Figure content listings:
· · · ·
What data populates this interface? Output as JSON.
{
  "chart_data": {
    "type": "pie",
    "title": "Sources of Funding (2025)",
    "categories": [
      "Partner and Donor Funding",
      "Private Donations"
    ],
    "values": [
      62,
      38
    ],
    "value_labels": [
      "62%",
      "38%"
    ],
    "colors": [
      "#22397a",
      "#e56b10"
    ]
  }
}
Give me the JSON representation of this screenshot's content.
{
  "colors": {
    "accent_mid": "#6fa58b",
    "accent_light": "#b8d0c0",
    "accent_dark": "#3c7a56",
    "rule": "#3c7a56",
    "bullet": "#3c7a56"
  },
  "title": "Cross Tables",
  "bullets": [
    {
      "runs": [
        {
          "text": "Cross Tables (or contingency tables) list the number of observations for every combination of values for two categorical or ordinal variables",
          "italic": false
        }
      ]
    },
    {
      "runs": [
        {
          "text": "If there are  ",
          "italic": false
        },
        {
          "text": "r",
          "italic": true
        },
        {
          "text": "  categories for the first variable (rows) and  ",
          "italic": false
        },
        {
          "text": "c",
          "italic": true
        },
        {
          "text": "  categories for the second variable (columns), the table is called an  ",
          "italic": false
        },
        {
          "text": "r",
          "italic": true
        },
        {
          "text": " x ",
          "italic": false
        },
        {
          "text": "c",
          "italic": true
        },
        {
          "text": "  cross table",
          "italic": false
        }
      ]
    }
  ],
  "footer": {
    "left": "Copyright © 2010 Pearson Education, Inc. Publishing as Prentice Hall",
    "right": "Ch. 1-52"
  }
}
· · · ·
What needs to be done. Copy every line of the listing that includes the string "Tables".

Solved exercise.
  "title": "Cross Tables",
          "text": "Cross Tables (or contingency tables) list the number of observations for every combination of values for two categorical or ordinal variables",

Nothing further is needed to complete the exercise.